--- Begin Given entries ---
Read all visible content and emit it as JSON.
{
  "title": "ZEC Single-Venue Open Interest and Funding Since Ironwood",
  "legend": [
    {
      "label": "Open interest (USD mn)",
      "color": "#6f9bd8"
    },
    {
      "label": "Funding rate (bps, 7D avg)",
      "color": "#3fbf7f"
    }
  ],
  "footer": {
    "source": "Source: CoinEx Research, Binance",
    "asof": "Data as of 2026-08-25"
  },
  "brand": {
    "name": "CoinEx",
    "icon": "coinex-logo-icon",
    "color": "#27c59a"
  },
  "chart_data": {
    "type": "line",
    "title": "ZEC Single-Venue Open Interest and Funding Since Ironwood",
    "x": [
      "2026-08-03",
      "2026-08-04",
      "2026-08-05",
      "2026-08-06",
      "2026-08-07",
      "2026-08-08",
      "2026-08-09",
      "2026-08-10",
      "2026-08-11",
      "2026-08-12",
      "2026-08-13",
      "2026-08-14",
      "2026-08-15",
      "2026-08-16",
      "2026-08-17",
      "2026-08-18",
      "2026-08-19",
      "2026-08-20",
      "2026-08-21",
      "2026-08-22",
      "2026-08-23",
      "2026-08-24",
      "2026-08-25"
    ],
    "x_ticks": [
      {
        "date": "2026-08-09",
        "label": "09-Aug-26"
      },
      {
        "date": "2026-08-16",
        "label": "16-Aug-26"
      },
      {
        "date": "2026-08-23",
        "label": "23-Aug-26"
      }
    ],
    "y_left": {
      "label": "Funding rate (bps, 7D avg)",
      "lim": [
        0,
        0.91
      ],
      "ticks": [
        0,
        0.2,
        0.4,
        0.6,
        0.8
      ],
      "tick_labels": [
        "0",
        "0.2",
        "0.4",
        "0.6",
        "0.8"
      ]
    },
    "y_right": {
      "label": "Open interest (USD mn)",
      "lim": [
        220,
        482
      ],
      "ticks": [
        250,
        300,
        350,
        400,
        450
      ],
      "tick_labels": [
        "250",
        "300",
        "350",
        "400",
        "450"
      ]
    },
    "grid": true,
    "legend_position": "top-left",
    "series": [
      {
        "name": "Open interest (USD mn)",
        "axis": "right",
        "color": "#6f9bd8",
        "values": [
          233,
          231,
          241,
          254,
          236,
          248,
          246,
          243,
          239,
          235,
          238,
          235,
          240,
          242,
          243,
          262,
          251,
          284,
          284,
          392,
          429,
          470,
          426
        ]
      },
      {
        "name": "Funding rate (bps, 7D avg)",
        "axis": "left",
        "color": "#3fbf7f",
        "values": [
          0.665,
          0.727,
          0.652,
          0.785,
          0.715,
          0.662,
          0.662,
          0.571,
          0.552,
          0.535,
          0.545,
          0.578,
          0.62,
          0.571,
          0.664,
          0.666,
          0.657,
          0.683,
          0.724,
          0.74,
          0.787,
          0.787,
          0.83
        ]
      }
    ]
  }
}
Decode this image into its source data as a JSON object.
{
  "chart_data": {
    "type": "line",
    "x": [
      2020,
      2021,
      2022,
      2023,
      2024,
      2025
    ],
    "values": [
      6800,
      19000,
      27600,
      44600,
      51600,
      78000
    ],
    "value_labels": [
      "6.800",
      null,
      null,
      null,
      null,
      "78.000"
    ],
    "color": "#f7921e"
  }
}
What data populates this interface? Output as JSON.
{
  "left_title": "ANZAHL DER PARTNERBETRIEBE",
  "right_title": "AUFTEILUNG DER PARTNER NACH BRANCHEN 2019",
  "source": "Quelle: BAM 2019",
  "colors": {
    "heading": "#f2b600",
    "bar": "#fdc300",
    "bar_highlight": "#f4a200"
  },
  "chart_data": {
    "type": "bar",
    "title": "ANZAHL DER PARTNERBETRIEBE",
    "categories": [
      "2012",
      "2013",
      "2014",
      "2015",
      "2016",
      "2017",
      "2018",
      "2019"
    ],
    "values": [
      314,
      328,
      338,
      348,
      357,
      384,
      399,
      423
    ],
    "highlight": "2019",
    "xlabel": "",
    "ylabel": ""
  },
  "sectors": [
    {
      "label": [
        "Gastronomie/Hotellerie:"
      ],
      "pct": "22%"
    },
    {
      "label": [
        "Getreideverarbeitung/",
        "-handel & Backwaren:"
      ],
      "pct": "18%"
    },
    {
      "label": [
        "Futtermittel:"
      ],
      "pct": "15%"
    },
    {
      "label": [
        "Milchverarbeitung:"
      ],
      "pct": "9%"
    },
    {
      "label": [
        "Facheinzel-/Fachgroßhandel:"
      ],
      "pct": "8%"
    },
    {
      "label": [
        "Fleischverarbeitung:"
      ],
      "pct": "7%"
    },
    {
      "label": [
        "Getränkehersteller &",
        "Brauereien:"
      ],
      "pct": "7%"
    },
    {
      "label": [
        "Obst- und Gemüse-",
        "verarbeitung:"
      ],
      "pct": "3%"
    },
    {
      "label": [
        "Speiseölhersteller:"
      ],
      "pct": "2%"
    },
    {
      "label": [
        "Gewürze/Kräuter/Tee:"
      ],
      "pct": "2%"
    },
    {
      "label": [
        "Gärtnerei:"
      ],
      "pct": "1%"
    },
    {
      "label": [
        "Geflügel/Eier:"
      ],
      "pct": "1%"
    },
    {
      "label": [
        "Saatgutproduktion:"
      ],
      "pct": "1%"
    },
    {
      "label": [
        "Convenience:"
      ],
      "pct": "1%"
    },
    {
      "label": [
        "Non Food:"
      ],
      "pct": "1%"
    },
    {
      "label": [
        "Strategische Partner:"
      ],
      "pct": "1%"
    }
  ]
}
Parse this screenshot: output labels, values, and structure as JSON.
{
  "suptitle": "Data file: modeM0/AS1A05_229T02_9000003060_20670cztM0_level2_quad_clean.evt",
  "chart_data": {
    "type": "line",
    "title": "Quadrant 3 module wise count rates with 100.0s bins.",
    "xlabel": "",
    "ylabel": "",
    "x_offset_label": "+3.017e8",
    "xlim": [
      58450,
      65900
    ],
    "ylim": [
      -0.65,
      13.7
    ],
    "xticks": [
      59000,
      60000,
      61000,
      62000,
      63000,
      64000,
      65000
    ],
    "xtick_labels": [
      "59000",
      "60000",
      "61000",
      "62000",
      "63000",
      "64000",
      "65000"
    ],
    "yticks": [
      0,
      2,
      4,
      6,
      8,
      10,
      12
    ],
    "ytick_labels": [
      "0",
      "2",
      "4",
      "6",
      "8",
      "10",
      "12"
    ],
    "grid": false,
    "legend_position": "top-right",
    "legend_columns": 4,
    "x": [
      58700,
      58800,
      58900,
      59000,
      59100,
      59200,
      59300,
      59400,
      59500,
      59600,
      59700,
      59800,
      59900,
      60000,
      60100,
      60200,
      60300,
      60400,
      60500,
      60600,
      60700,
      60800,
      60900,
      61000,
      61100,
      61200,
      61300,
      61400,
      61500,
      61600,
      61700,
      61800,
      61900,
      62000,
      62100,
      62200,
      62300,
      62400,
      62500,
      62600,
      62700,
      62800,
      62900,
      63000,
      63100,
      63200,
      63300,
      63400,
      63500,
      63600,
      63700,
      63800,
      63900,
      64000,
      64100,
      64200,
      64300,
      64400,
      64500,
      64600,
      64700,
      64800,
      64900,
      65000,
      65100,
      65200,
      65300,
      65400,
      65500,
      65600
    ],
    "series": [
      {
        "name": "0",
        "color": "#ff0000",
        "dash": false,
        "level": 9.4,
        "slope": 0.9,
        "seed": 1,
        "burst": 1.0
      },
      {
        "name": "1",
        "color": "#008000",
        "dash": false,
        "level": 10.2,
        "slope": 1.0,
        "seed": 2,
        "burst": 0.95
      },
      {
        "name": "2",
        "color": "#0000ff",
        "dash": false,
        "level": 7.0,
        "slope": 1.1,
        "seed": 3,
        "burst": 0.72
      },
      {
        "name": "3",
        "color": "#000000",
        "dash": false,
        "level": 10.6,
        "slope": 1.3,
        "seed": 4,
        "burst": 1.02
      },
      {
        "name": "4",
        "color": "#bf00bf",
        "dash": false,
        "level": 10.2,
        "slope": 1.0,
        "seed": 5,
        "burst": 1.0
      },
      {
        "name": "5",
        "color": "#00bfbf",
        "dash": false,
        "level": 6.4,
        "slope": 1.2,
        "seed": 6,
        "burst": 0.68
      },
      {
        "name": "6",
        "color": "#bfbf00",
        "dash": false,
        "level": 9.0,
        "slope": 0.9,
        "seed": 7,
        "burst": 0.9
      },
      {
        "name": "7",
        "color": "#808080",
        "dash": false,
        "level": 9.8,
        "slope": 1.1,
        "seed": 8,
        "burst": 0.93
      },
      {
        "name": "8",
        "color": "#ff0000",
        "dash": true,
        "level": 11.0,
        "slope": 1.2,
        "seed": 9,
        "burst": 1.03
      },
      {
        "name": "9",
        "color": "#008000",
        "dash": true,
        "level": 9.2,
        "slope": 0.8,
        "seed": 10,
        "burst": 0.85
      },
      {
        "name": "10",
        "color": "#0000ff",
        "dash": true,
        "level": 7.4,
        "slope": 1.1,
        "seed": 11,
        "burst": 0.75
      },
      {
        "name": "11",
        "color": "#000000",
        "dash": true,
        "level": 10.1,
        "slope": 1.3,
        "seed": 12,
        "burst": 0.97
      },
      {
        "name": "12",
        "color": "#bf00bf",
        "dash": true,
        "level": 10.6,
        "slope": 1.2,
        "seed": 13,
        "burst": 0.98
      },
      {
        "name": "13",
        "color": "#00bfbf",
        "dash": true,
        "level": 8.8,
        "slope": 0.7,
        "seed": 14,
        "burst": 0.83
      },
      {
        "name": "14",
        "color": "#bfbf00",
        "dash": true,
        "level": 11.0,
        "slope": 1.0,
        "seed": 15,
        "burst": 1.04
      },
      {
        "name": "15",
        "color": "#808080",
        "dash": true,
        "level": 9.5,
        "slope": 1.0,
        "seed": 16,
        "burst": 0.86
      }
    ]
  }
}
--- End Given entries ---
● **Given task**: Provide only the number of lines in the records containing the string "Since".

● **Full output**: 2